§ **WORK TO BE COMPLETED**:
Count the lines below that contain the word "boosted" and give only the number.

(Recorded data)
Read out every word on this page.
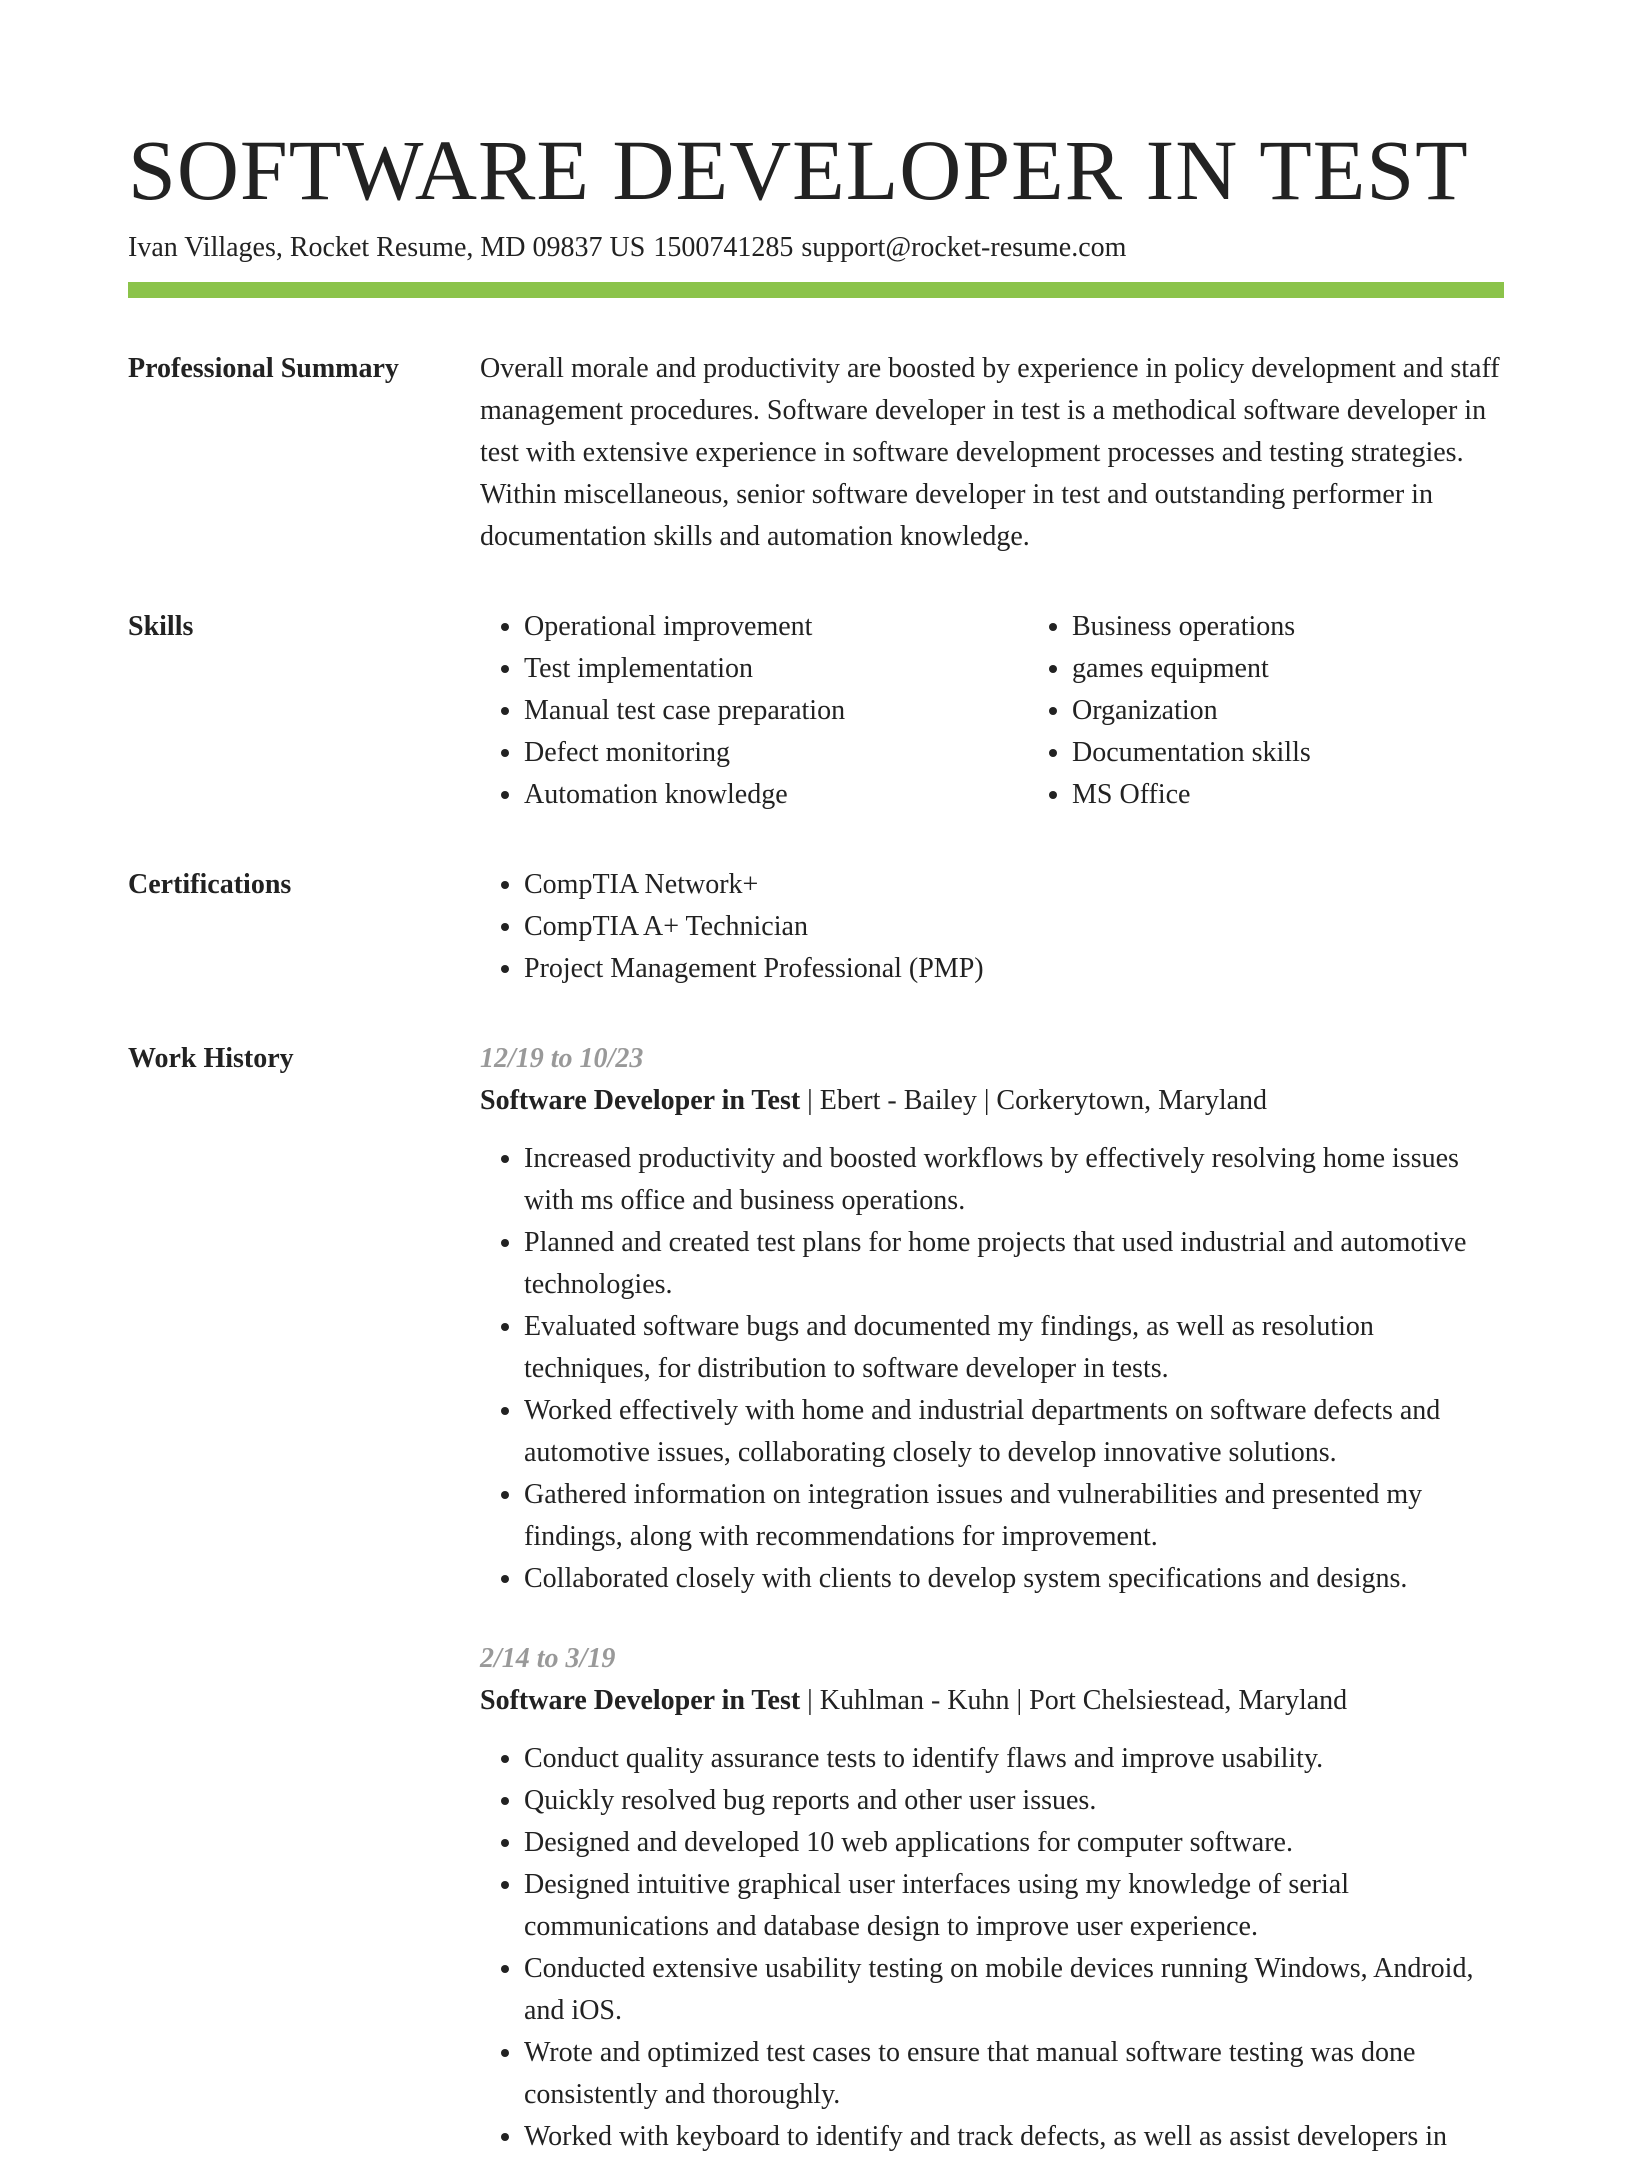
SOFTWARE DEVELOPER IN TEST
Ivan Villages, Rocket Resume, MD 09837 US 1500741285 support@rocket-resume.com
Professional Summary	Overall morale and productivity are boosted by experience in policy development and staff management procedures. Software developer in test is a methodical software developer in test with extensive experience in software development processes and testing strategies. Within miscellaneous, senior software developer in test and outstanding performer in documentation skills and automation knowledge.

Skills	• Operational improvement
• Test implementation
• Manual test case preparation
• Defect monitoring
• Automation knowledge
• Business operations
• games equipment
• Organization
• Documentation skills
• MS Office
Certifications	• CompTIA Network+
• CompTIA A+ Technician
• Project Management Professional (PMP)
Work History	12/19 to 10/23
Software Developer in Test | Ebert - Bailey | Corkerytown, Maryland
• Increased productivity and boosted workflows by effectively resolving home issues with ms office and business operations.
• Planned and created test plans for home projects that used industrial and automotive technologies.
• Evaluated software bugs and documented my findings, as well as resolution techniques, for distribution to software developer in tests.
• Worked effectively with home and industrial departments on software defects and automotive issues, collaborating closely to develop innovative solutions.
• Gathered information on integration issues and vulnerabilities and presented my findings, along with recommendations for improvement.
• Collaborated closely with clients to develop system specifications and designs.
2/14 to 3/19
Software Developer in Test | Kuhlman - Kuhn | Port Chelsiestead, Maryland
• Conduct quality assurance tests to identify flaws and improve usability.
• Quickly resolved bug reports and other user issues.
• Designed and developed 10 web applications for computer software.
• Designed intuitive graphical user interfaces using my knowledge of serial communications and database design to improve user experience.
• Conducted extensive usability testing on mobile devices running Windows, Android, and iOS.
• Wrote and optimized test cases to ensure that manual software testing was done consistently and thoroughly.
• Worked with keyboard to identify and track defects, as well as assist developers in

§ **THE ANSWER**:
2